_Fragment tekstu_
········

Żywot Świętego Henryka II, cesarza.

salveregina.pl 2 miesięcy temu
Zdjęcie: Św. Henryk II cesarz


15-go Lipca.

(Żył około Roku Pańskiego 1024).

Źródło: Żywoty Świętych Pańskich na wszystkie dni roku opracowane podług Ks. Piotra Skargi TJ, Ojca Prokopa Kapucyna, Ojca Bitschnaua Benedyktyna i innych wybitnych autorów wyd. III, 1937r

pomiędzy licznych okrytych sławą cesarzy niemieckich najwięcej słynie Henryk II, nie tyle z czynów wojennych, ile z dobroci serca i szczerej pobożności. Urodził się dnia 6 maja roku 972 w Abdach w Bawarii. Ojciec jego, Henryk, książę bawarski, powierzył jego wychowanie Wolfgangowi, biskupowi ratyzbońskiemu. Ten bogobojny i uczony mąż wszczepił w serce dostojnego ucznia Święte Zasady Religii i cnót chrześcijańskich, których bujne owoce zjednały mu wdzięczność i uwielbienie współczesnych i potomności. W roku 995 objął Henryk po ojcu ster rządów i pojął niebawem za żonę Kunegundę, z którą żył w dziewiczym małżeństwie, wierny uczynionym ślubom.

Św. Henryk II cesarz

Aby pozyskać Łaskę Pana Boga, potrzebną do szczęśliwego sprawowania rządów, kilkakrotnie odbywał pielgrzymkę do grobu swego ulubionego nauczyciela Wolfganga (zm. 994). Gdy tam się pogrążył w cichej modlitwie, usłyszał wyraźnie głos: „Spójrz w górę!“ — i ujrzał ponad sobą płomienne głoski: „Po sześciu”. Słowa te tłumaczył sobie w ten sposób, iż umrze po sześciu dniach, zdał się przeto na Wolę Bożą i sposobił się do zgonu. Gdy po sześciu dniach ujrzał się czerstwym i zdrowym, pomyślał sobie, iż śmierć jego nastąpi po sześciu tygodniach i nie ustawał w przygotowaniach na ostatnią chwilę. Ale i po sześciu tygodniach zdrowie jego się nie zachwiało. Sądząc, iż się tylko co do czasu omylił, czekał na zgon po sześciu miesiącach, a gdy i te minęły, nabrał przekonania, iż po sześciu latach stanie przed Sądem Bożym.

········

_Dostarczone wpisy_
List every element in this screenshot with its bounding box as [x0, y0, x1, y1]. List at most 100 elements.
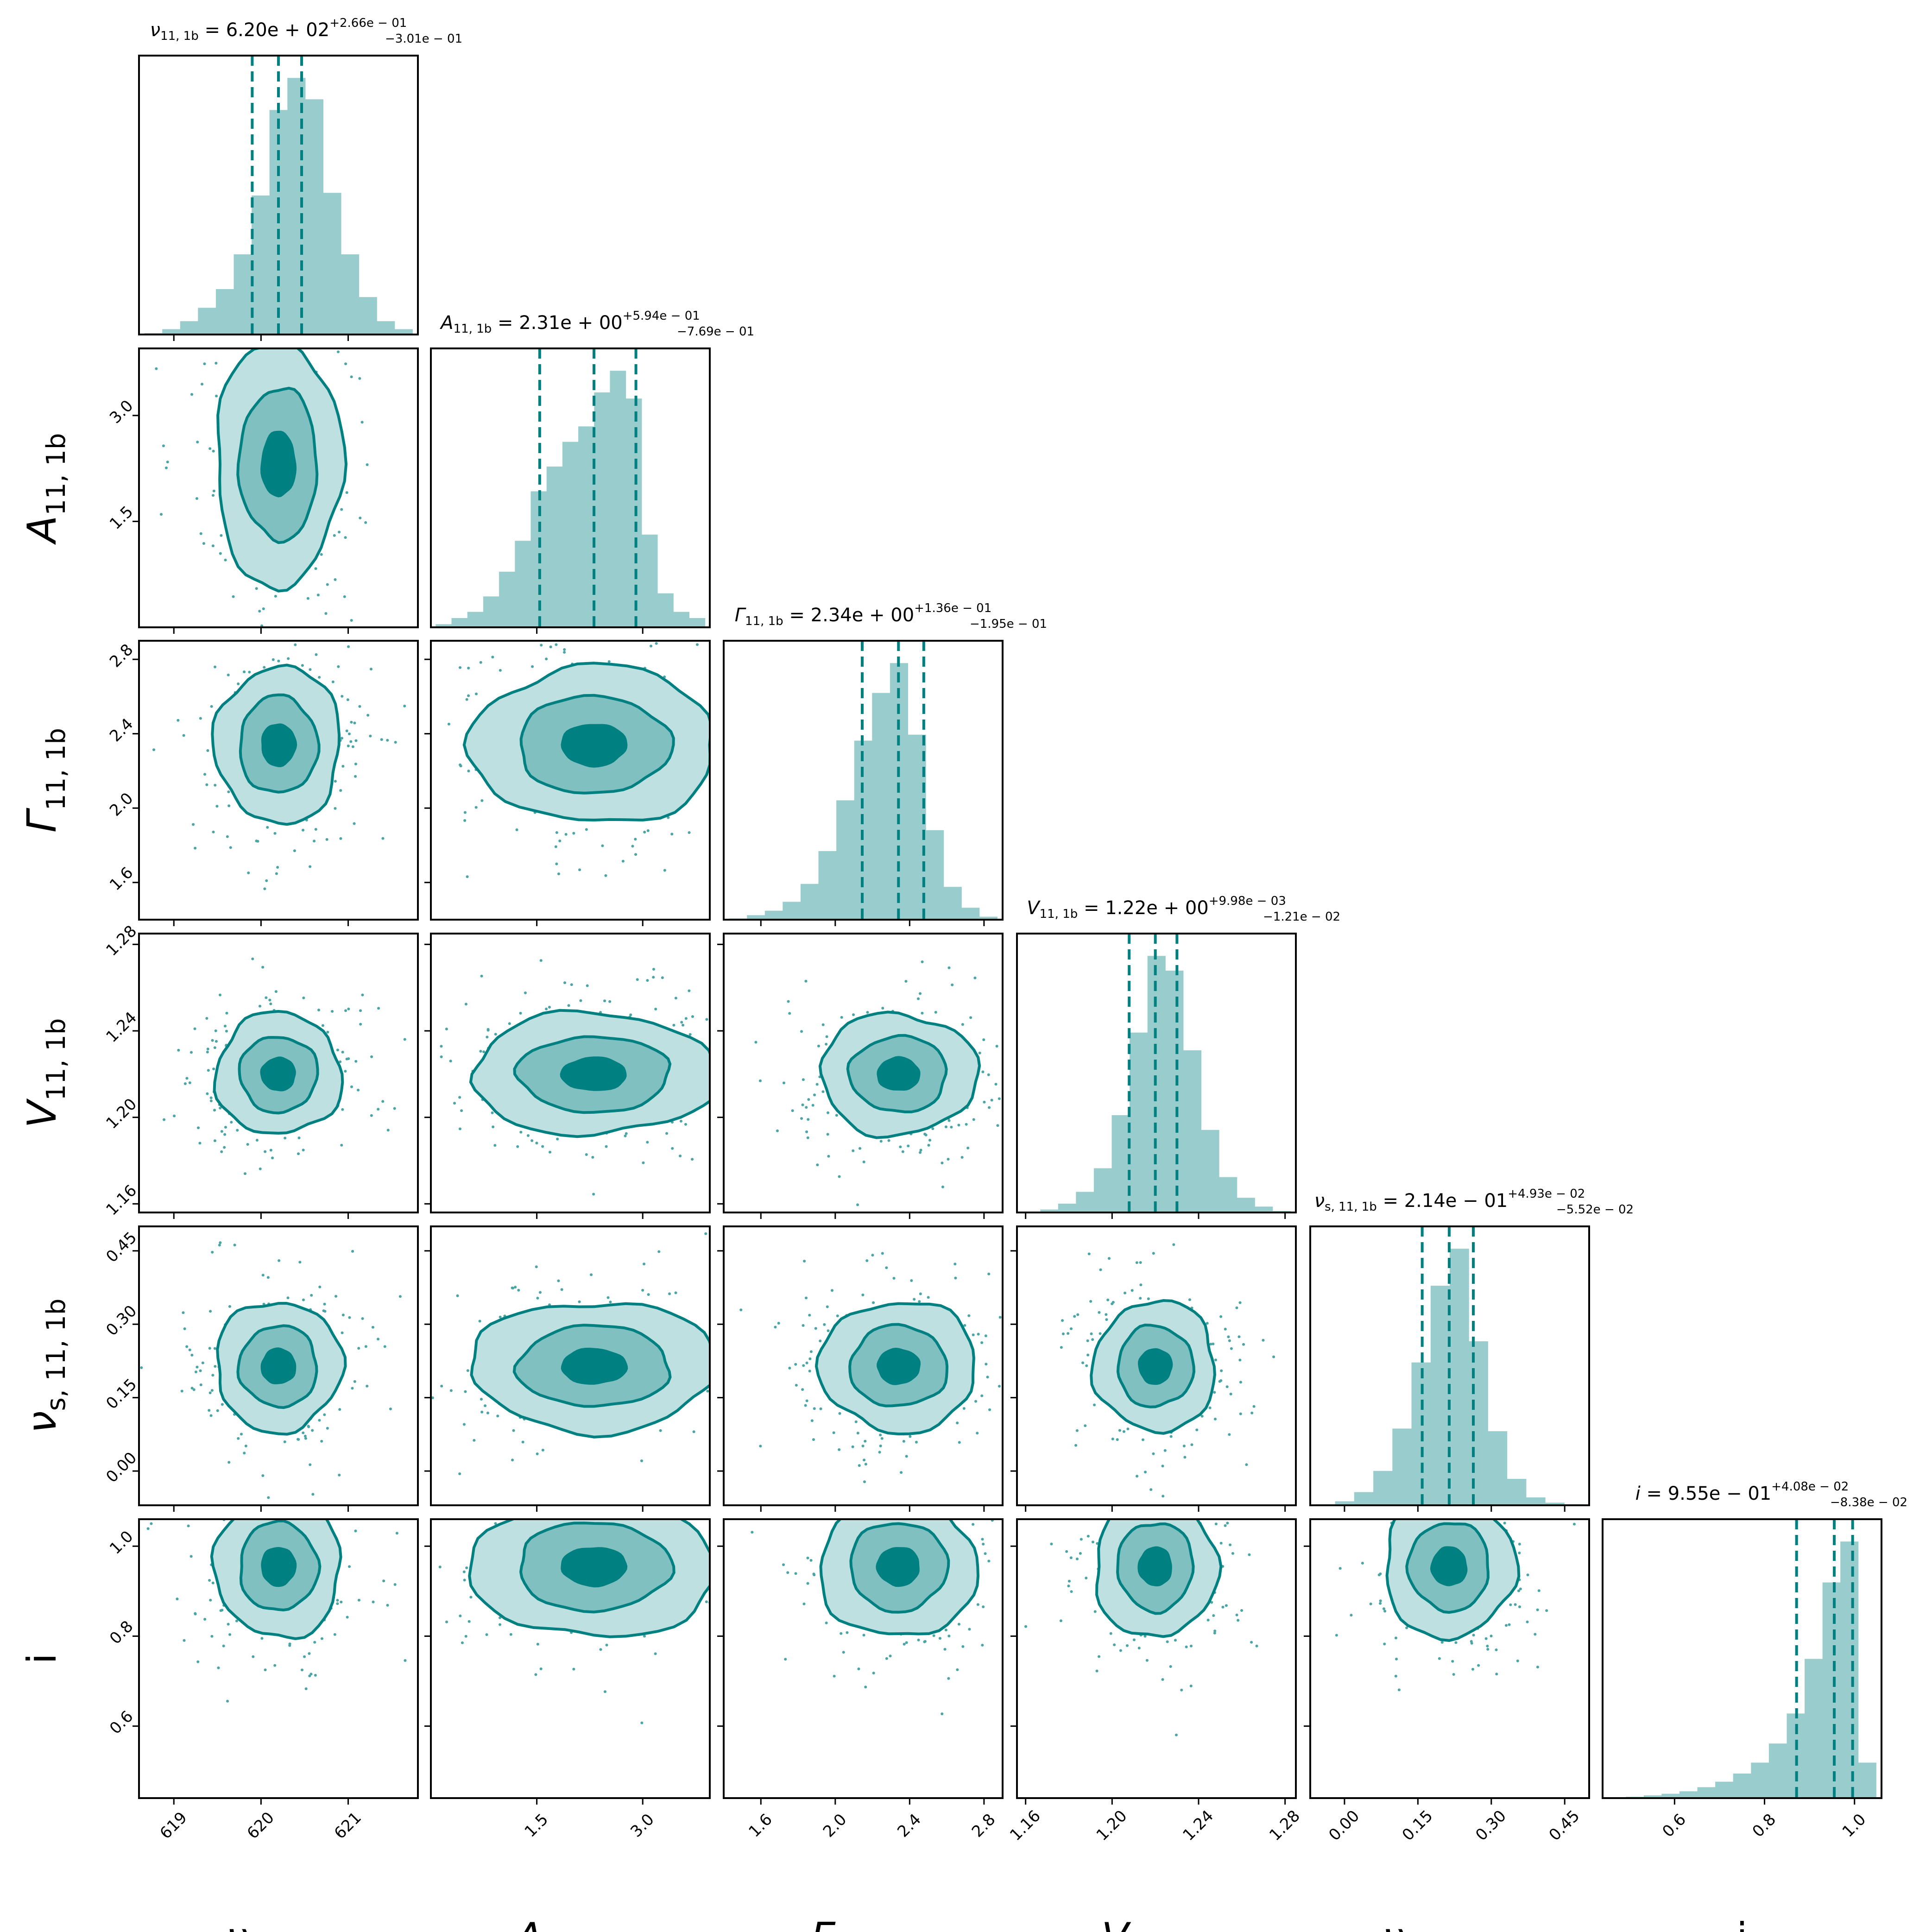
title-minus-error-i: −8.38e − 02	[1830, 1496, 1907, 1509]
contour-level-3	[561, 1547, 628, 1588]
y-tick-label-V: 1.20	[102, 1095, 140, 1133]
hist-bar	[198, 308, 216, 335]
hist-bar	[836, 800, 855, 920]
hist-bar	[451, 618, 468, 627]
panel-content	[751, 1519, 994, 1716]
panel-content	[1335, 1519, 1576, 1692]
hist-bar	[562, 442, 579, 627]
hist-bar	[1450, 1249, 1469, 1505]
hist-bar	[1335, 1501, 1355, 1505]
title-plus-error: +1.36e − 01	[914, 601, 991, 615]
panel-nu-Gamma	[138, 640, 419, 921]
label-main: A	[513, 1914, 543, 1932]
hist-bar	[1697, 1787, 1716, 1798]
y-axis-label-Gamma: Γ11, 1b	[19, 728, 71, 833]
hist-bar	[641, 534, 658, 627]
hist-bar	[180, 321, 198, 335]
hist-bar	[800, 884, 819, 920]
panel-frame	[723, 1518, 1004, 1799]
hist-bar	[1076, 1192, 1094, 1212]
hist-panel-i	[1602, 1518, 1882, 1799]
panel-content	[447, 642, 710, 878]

········

_Polecenia_
a) Przetłumacz na angielski zdanie z żywotu Henryka II: „Urodził się dnia 6 maja roku 972 w Abdach w Bawarii.”
b) Komu według żywotu Henryka II jego ojciec powierzył wychowanie syna?
c) Dopisz dalszy ciąg żywotu świętego Henryka II, zaczynając od miejsca, w którym tekst się kończy.

_Odpowiedzi do zadań_
a) He was born on May 6, 972, in Abdach in Bavaria.

b) Wolfgangowi, biskupowi ratyzbońskiemu.

c)
Tymczasem i wtedy domysły jego okazały się mylnymi, a natomiast stało się to, czego się wcale nie spodziewał: obrano go cesarzem niemieckim. Współzawodników swych do niemieckiej korony, pragnących poprzeć swoje roszczenia siłą i przemocą, pokonał więcej wrodzoną szlachetnością i dobrocią, aniżeli rozlewem krwi.

Jedynym jego zadowoleniem było staranie się o dobro podległych mu ludów, o utrzymanie pokoju, wywyższenie Kościoła Katolickiego, miłości bliźniego i czci Bożej. Pracował był aż do śmierci, ciągle objeżdżał obszerne swoje państwo, nigdzie nie bawił dla marnej tylko rozrywki.

Dokądkolwiek zawitał, wszędzie wykorzeniał nadużycia i bezprawia, szczodrobliwie wspierał ubogich, zakładał i hojnie obdarzał szpitale i domy przytułku, budował klasztory, upiększał kościoły. Przy tym okazywał taką uprzejmość i prostotę, iż mawiano o nim, iż nigdy w nikim nie mieściło się tyle pokory pod płaszczem monarszym. Pochlebców unikał jak zarazy, a miłował tylko tych, którzy mu szczerze i bez ogródki prawdy nie szczędzili i wytykali mu jego błędy i wady. W orszaku i otoczeniu swoim lubił widzieć tylko mężów świętych i zacnych, i zaszczycał swoją przyjaźnią opata Św. Odilona z Clugny, Św. biskupa Burkharda z Wormacji i Św. Heriberta, arcybiskupa kolońskiego.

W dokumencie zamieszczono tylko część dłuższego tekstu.